## Tasks and exercises
A: Answer these questions using the appchain passage:
(i) According to Dymension, what are crypto apps in dire need of?
(ii) Which chain did Rune claim would be the best choice for MakerDAO's 'NewChain'?
(iii) What two concerns about Maker did the community raise?
B: Carry on the passage about appchains and MakerDAO's chain choice, starting after its last sentence.

## Provided passage
And although it sometimes goes unspoken, absorbing more revenue is absolutely a deciding factor in going the appchain route. Dymension, a RaaS provider, clearly declares that “crypto apps are in dire need of ease of use and economic sustainability” and that the rollup business model is a proven way to get cash flow. I’m personally not convinced that this is a strong rationale—that a business must own the vertical supply chain in order to cover its costs. Maybe it’s just not a good enough business! But this is only one small example and there are other rationales that do appeal to me—let’s look at a few cases where this topic was discussed more in-depth:


The conversation around this topic was most heavily ignited last year when MakerDAO’s Rune controversially claimed that Solana would be the best choice for their ‘NewChain’. The justification rested upon Solana’s efficiency (fair enough) and apparently, its ability to hard-fork (huh?). The crypto community immediately descended upon twitter and the forum to either hurl indecencies and question Rune’s intelligence, or revel in excitement and pitch their particular solution.

facts or salty? you decide.
facts or salty? you decide.

facts or salty? you decide.

While a lot of the discourse was dominated by opinionated bagholders (salty ETH ones and euphoric SOL ones to be specific), the community did raise important questions about Maker’s potential centralization and value capture:

Other good counterpoints were also made—namely, who gives a shit about Ethereum-alignment when this is a product that’s envisioned for the entire world, untethered to a particular ideology (except in context of its primary tokenholders)? Is it destructive to restrain a protocol just because it was initially built on your network?

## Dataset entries

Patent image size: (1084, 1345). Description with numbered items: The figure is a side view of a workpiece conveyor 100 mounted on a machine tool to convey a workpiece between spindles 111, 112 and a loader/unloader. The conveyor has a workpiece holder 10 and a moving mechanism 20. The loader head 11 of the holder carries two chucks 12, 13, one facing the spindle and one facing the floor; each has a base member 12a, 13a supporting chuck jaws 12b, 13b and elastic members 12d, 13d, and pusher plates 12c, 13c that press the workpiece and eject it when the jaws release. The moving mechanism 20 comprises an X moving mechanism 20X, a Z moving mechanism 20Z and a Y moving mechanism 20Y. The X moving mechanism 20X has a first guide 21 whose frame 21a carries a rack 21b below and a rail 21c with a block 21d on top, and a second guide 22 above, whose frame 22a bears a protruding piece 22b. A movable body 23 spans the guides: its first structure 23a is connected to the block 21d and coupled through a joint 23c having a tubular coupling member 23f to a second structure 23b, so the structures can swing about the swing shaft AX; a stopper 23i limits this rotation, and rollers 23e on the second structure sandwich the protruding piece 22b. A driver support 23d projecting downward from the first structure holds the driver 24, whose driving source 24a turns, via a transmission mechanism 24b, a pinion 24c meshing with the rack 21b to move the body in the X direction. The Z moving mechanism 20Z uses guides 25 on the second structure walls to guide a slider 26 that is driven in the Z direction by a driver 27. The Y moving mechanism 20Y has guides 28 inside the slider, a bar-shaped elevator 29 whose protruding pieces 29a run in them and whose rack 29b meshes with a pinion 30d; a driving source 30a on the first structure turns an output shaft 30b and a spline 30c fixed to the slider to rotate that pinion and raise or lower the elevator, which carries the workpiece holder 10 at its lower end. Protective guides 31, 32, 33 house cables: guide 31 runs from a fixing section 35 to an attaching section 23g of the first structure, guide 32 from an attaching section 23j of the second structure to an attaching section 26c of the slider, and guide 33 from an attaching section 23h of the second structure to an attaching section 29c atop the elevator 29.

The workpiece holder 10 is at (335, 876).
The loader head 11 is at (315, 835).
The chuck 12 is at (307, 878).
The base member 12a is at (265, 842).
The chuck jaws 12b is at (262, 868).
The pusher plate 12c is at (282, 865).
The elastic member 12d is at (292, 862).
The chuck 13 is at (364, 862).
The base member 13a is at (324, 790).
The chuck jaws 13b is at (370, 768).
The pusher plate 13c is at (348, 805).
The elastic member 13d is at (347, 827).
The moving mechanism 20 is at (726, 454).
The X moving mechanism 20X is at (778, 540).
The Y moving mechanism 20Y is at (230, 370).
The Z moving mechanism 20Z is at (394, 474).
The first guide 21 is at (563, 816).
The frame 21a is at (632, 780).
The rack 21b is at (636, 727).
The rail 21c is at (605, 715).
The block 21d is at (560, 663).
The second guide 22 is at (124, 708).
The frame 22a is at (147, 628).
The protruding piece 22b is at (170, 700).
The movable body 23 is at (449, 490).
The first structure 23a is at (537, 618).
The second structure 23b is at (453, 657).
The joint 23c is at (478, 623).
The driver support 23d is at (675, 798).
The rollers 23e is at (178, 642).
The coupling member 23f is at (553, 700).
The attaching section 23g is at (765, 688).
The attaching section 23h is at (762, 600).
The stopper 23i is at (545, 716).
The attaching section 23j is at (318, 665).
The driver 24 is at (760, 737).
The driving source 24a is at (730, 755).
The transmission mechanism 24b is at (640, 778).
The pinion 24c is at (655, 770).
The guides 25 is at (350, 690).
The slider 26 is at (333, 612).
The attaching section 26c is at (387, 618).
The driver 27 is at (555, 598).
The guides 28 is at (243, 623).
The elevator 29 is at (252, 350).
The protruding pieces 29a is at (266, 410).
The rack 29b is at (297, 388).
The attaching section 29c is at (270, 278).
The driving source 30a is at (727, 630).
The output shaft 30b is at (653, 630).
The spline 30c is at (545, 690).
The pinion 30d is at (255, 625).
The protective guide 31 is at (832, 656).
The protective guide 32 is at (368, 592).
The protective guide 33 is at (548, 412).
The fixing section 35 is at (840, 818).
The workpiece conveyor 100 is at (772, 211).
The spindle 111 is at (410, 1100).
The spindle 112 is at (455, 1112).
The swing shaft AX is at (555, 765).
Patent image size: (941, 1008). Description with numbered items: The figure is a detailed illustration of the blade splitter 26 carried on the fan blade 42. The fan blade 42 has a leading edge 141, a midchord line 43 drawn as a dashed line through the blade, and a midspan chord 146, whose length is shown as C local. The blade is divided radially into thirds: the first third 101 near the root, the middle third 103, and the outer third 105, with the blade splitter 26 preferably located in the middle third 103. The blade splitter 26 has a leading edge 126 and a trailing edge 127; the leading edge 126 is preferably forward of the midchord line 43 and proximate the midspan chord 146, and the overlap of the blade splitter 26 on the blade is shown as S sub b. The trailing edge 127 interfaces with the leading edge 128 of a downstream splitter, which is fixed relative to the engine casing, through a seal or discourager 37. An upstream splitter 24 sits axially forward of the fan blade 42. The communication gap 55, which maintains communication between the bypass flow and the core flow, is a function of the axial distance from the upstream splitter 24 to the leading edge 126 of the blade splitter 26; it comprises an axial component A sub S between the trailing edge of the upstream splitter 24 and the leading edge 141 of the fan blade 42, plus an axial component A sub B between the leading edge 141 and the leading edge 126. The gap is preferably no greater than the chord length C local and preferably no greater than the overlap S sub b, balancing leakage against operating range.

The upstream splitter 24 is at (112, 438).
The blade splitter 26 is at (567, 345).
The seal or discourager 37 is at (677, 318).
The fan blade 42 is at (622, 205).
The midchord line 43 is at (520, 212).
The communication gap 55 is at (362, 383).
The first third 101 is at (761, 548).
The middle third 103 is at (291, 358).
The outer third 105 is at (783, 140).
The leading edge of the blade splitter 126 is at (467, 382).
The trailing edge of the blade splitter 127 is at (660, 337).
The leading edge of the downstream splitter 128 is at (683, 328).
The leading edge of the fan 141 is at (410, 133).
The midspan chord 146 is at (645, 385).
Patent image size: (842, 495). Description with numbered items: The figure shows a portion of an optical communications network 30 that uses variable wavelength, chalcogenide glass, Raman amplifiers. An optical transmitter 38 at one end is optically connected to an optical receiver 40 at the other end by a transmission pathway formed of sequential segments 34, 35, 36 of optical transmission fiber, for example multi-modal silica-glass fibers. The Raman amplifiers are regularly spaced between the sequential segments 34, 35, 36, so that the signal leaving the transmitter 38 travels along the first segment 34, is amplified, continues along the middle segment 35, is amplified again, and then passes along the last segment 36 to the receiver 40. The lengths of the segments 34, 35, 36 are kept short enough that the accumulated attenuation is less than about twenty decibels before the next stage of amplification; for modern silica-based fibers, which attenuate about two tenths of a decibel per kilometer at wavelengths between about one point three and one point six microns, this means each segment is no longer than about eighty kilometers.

## Per-task outputs
A:
(i) Ease of use and economic sustainability.
(ii) Solana.
(iii) Maker's potential centralization and its value capture.

B:
This whole fiasco reminds me a bit of when dydx decided to move to Cosmos, though I think that was still a bit better received. And while the circumstances and motivations surrounding the decision are still debated—to the team’s credit—they’ve actually committed fully to the Cosmos tech stack and are working with teams in the ecosystem like Skip to build mechanisms all the way down to the block level (not currently viable in Ethereum). If Maker were able to provide a more thorough explanation, and reference what they could uniquely leverage elsewhere, the response may have been (slightly) better.

Maker has been an undeniable pillar of the DeFi industry from the very beginning. It, of all protocols, has the ability to shift the entire focus of chains and communities to its needs, and it seems like they believe it’s the right next step for the market. Creating its own chain could very well be critical to its Endgame strategy, but it’s definitely left us thinking about the motivations and the tradeoffs therein.

L2s (Frax and others)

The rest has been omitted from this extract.